DATA SHOWN.
····················
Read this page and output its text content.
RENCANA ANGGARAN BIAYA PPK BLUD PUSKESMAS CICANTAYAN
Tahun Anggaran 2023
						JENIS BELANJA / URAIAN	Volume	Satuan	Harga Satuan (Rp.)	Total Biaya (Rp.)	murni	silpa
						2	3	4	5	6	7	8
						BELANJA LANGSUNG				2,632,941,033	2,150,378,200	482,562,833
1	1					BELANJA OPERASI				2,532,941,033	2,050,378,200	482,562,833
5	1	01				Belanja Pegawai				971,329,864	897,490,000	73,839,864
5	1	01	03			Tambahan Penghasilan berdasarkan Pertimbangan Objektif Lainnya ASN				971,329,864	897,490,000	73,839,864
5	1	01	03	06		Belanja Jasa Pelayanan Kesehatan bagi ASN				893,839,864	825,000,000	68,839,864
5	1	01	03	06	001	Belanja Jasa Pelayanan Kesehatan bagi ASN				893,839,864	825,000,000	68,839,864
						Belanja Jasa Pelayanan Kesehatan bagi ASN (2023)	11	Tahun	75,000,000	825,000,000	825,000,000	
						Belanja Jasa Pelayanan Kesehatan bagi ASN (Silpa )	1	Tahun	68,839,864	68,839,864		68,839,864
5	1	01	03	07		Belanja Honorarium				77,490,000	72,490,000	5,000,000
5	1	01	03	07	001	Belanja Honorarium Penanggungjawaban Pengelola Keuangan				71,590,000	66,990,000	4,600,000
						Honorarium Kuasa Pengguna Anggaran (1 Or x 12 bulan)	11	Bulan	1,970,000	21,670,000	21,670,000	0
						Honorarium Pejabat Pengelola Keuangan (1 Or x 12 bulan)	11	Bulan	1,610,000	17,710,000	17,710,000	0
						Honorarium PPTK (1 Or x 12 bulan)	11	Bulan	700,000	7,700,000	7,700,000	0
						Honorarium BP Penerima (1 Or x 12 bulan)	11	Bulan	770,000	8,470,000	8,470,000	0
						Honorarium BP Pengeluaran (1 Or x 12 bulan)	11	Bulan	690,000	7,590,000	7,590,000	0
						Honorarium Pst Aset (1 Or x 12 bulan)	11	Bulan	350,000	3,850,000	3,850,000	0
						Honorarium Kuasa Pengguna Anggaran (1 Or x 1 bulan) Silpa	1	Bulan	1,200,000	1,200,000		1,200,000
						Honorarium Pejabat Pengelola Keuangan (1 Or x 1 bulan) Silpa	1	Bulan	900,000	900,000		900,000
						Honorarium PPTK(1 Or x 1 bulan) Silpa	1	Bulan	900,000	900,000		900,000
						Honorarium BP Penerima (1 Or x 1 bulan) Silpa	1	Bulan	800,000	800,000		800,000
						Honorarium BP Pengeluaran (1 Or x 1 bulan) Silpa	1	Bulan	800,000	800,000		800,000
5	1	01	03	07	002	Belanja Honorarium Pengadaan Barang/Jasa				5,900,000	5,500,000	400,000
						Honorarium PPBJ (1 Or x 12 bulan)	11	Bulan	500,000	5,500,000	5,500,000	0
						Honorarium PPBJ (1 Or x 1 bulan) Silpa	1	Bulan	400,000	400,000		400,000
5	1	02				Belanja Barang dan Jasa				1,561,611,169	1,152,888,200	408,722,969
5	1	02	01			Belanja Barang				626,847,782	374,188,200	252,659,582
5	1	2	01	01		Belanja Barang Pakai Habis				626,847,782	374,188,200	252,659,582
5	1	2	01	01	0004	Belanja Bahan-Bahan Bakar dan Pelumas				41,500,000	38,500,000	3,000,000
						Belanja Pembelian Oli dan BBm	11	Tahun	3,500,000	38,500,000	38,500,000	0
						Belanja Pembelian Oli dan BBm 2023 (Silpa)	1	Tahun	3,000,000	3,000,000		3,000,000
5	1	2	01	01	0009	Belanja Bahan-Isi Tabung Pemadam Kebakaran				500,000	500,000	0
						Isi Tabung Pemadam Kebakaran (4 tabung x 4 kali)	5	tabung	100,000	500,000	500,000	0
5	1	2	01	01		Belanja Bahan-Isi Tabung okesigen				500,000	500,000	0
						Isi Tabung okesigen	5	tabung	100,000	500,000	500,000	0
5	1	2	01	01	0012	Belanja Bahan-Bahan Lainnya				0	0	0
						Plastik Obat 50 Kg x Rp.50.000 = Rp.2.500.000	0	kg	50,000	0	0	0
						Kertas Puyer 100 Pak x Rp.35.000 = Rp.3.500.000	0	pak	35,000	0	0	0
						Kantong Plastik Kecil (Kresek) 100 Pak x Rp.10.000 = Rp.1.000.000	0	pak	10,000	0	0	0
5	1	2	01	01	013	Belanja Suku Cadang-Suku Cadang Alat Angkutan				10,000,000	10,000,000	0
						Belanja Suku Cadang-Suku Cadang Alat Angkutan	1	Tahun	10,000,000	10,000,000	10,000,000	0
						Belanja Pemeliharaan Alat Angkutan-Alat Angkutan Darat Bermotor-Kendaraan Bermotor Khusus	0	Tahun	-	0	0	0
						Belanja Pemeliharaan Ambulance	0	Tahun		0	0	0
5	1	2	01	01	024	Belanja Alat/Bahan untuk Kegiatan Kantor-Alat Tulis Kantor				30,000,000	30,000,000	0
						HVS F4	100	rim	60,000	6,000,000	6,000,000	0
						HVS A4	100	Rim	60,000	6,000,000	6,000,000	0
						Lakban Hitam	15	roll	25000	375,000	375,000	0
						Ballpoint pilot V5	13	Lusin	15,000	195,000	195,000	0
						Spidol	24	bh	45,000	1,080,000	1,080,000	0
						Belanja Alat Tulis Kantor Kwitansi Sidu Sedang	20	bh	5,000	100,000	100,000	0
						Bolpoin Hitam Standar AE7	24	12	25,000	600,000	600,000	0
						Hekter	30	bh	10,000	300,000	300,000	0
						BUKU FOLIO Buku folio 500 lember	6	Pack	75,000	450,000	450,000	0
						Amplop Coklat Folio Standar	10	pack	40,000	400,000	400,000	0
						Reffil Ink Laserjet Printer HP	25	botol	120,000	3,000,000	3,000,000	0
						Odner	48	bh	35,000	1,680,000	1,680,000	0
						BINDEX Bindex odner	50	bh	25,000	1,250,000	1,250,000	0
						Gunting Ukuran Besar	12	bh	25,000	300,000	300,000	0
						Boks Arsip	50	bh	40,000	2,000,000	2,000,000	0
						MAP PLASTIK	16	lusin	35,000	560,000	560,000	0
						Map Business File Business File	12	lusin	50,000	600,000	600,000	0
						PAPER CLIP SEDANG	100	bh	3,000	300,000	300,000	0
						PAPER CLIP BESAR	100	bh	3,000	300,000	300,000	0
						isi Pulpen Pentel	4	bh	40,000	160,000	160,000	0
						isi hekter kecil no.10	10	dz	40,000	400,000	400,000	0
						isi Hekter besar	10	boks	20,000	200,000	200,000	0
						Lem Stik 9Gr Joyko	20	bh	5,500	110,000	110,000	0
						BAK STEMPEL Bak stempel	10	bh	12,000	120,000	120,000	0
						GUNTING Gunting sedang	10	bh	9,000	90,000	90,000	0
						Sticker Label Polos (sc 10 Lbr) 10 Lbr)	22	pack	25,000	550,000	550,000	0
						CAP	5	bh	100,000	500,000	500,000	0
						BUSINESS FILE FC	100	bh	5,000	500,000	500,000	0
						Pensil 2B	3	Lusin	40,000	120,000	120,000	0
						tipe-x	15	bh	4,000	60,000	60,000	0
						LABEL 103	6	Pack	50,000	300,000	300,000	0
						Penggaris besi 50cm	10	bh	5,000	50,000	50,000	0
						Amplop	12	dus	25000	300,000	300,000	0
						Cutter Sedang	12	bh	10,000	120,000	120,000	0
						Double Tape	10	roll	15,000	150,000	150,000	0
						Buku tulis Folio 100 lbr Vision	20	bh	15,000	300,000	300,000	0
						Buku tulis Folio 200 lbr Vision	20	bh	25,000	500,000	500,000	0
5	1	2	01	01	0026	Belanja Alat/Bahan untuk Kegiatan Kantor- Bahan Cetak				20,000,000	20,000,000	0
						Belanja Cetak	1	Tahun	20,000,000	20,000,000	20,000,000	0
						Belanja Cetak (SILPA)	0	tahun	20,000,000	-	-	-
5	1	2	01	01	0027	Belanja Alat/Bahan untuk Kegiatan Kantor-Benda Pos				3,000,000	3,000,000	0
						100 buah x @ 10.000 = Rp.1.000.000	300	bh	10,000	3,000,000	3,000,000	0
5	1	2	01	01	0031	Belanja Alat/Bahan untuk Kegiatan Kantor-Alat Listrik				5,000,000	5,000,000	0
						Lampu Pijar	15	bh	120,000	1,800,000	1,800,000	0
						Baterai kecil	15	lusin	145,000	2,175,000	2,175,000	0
····················
Note how many lines of the material contain the string "Penerima". Then report that number by itself.

CORRECT RESULT. 2